• **TASK TO COMPLETE**
Lines holding the string "Rating" are the ones to copy from this listing.
####
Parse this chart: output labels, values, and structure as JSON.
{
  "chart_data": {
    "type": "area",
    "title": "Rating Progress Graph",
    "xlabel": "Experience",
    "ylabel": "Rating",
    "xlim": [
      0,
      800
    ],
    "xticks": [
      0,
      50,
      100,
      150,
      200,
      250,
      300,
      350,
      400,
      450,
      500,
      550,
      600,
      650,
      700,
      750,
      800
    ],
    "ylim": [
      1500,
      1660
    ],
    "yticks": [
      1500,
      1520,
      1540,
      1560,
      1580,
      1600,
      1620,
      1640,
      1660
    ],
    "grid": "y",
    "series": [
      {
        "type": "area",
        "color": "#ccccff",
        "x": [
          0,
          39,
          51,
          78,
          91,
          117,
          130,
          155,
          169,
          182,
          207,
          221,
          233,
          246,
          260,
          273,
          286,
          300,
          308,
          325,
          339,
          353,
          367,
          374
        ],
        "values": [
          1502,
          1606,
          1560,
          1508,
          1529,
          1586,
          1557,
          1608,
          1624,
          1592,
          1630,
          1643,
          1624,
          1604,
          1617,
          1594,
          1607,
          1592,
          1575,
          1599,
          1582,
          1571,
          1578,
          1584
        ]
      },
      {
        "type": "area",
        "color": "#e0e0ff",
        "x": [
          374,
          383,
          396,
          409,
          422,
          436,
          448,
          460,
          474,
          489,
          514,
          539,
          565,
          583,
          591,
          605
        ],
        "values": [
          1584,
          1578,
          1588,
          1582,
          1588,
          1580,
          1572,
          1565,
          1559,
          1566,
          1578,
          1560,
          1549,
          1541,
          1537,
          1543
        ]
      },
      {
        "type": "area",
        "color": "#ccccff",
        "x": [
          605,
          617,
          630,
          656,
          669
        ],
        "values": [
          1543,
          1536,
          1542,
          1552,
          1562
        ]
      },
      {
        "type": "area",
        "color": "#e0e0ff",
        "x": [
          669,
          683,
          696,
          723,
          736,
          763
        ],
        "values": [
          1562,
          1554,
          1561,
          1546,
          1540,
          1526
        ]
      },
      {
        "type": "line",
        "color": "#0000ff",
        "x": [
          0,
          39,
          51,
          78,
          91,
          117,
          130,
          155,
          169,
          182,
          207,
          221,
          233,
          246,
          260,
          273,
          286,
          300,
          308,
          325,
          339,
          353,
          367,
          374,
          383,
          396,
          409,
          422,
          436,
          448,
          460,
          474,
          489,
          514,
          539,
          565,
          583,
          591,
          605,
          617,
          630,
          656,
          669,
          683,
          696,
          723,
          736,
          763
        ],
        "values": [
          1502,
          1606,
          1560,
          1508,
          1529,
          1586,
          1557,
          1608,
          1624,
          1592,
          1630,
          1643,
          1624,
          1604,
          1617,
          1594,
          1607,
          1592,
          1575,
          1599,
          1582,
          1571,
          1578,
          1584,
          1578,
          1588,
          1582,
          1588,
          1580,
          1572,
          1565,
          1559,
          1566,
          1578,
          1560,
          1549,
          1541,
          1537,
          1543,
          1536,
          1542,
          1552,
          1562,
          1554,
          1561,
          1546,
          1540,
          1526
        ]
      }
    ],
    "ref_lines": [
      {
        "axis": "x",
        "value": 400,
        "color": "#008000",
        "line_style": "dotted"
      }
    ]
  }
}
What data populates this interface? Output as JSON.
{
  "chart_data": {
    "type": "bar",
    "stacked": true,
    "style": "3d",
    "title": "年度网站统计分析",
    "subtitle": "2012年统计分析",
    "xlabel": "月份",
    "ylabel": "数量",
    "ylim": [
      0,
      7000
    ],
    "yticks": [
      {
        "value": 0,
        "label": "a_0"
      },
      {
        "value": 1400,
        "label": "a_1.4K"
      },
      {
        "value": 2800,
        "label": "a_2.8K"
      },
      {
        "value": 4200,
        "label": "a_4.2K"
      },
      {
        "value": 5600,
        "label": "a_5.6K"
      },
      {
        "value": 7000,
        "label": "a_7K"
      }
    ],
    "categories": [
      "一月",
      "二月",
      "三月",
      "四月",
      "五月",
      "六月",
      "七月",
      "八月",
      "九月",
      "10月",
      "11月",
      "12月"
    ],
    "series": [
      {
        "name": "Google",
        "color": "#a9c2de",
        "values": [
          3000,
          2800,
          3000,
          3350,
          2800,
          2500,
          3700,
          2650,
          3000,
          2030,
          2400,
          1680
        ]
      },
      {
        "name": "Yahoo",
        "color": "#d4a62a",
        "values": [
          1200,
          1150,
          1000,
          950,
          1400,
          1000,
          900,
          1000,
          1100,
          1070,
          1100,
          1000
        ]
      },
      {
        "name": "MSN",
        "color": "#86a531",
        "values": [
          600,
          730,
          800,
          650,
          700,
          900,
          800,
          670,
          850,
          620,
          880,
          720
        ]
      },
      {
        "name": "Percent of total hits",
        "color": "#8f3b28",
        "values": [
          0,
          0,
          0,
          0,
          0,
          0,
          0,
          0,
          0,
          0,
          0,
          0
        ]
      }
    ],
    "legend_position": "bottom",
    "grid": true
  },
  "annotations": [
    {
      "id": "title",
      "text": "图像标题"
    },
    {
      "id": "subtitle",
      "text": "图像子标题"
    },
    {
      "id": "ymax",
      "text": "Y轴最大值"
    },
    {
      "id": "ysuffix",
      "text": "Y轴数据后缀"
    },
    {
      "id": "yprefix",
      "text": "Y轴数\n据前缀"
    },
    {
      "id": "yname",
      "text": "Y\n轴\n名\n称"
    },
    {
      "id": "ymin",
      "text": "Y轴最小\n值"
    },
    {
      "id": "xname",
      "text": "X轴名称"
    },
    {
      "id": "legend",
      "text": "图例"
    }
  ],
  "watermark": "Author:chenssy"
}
####
• **RESPONSE TO THE TASK**
    "title": "Rating Progress Graph",
    "ylabel": "Rating",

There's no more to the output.